#### Input records

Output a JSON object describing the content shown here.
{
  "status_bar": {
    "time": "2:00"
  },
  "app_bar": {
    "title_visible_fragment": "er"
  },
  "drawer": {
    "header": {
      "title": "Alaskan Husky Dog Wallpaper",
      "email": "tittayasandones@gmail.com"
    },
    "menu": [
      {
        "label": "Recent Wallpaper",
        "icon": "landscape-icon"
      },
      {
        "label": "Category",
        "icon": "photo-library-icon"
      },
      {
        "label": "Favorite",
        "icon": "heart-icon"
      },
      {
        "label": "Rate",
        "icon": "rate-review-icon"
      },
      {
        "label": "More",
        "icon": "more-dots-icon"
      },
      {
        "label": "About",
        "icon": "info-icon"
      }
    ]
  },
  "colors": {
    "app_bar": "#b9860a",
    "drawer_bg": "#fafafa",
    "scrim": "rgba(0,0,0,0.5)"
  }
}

########

From the data, collect all lines where the string "label" appears.

        "label": "Recent Wallpaper",
        "label": "Category",
        "label": "Favorite",
        "label": "Rate",
        "label": "More",
        "label": "About",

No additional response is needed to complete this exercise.